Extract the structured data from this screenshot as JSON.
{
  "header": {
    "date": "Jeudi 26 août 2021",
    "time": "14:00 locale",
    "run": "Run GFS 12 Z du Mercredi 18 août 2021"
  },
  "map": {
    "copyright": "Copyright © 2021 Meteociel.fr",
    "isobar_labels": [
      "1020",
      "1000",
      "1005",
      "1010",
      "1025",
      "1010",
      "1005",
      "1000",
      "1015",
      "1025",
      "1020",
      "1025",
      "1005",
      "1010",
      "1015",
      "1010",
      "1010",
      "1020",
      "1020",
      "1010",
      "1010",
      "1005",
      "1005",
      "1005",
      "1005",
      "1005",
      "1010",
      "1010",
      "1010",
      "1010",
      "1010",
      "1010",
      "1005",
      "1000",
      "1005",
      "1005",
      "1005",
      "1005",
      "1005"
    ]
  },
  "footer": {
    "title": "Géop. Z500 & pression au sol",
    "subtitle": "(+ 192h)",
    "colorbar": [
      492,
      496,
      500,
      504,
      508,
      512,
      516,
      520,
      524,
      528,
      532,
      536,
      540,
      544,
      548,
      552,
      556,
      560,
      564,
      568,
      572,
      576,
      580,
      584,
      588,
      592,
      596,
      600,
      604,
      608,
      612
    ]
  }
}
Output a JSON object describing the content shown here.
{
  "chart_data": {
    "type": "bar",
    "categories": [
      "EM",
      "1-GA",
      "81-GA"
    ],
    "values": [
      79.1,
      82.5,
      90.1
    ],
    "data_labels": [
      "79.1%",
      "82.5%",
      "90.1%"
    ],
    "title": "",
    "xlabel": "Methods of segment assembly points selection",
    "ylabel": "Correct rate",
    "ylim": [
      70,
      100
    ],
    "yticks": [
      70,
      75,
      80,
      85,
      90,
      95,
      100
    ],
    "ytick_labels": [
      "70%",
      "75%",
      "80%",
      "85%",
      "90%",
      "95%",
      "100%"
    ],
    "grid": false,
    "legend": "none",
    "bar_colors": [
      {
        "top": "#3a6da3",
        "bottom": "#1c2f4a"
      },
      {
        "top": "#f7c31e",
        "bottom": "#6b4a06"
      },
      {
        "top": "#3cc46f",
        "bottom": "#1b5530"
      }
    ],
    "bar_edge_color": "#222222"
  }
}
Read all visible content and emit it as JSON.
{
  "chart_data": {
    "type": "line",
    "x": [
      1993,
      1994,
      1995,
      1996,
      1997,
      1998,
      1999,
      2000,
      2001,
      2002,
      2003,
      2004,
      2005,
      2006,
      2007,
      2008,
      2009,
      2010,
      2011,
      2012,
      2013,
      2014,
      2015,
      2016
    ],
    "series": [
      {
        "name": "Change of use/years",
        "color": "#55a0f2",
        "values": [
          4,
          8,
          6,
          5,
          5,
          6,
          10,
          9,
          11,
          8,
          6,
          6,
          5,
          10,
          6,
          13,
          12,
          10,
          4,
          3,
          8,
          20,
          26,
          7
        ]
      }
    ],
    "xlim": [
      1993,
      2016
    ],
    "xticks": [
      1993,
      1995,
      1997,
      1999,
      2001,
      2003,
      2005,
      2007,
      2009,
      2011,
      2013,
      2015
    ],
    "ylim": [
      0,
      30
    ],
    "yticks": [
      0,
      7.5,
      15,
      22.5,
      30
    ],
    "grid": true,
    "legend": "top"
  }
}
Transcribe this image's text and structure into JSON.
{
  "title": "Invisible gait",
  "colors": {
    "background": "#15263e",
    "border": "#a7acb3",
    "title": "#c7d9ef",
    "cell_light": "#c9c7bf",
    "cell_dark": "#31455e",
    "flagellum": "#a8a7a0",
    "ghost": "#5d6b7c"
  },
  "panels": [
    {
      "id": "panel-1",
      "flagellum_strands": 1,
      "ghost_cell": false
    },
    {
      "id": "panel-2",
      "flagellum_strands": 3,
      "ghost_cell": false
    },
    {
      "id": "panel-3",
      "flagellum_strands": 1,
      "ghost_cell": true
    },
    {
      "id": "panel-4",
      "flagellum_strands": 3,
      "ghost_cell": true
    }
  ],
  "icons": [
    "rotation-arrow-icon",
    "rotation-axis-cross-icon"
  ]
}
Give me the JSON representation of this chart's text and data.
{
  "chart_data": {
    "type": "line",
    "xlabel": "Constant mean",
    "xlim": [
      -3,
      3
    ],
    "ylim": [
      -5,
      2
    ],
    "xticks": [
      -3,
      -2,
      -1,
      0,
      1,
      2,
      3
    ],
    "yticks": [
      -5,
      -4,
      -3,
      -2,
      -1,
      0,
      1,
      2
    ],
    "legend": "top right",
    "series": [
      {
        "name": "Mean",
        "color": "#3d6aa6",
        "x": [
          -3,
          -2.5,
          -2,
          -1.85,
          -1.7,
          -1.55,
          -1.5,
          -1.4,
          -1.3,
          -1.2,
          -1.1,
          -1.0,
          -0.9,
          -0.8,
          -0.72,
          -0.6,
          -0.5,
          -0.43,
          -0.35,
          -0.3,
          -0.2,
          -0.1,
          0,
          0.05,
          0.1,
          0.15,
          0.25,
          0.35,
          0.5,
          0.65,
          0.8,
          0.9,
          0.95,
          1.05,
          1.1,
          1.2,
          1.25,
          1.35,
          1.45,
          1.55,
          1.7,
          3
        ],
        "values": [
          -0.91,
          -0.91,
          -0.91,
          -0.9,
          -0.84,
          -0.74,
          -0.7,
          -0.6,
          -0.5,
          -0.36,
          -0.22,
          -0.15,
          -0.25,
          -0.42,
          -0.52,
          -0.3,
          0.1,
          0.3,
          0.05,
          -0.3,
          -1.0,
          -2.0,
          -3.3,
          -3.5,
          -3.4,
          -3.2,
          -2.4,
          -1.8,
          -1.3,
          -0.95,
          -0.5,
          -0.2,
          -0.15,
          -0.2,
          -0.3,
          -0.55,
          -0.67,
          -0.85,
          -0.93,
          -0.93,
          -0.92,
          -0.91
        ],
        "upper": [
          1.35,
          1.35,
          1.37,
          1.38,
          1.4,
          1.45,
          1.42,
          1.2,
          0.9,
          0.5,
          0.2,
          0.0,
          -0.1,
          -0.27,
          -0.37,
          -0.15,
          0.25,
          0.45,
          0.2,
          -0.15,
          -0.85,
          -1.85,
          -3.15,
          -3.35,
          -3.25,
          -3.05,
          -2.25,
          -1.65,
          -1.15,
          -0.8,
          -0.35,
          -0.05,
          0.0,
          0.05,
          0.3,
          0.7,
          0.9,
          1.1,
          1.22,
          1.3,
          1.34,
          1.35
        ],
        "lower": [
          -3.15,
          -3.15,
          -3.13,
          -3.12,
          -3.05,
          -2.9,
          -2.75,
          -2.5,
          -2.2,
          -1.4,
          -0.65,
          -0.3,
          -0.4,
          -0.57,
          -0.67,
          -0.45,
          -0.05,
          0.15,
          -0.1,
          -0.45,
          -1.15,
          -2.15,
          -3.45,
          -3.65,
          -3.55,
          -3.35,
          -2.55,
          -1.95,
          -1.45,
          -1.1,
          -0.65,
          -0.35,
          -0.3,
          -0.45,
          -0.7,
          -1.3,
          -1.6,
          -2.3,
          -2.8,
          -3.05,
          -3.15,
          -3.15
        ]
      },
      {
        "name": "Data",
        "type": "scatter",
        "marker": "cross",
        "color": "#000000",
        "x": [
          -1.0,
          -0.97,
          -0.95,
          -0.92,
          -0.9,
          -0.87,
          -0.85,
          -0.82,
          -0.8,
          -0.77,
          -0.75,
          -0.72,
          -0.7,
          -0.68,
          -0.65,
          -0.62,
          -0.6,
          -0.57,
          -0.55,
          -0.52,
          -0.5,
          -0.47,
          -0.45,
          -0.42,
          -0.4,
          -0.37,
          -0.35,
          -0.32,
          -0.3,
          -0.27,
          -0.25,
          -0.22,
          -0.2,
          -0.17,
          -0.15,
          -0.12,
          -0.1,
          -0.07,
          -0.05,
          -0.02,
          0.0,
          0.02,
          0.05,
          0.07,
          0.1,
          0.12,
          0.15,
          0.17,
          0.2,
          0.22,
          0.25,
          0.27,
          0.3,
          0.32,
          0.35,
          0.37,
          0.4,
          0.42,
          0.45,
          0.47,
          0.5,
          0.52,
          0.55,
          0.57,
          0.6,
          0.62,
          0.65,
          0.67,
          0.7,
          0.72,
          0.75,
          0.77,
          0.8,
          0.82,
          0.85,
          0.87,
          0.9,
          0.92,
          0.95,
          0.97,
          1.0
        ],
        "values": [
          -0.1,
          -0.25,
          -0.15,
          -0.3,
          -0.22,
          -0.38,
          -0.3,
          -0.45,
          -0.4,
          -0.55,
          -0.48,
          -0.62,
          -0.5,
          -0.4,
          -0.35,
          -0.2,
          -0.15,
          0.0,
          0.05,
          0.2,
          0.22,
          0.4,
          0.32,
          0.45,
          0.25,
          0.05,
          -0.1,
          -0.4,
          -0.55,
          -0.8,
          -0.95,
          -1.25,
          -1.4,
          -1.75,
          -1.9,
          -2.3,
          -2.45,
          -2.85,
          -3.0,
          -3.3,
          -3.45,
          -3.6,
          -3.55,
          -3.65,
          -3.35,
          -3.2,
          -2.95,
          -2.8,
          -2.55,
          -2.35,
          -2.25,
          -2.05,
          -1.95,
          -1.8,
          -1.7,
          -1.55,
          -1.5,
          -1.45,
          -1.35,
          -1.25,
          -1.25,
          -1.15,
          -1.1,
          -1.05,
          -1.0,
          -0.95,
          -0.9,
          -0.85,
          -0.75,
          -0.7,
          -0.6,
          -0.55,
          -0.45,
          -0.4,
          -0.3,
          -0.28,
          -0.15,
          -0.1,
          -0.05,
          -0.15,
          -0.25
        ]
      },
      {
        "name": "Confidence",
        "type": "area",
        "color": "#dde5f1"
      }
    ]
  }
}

########

TO DO
Scan the records for the string "this". Copy each line in which it appears.

RESPONSE BELOW
Extract the structured data from this screenshot as JSON.
Transcribe this image's text and structure into JSON.
Give me the JSON representation of this chart's text and data.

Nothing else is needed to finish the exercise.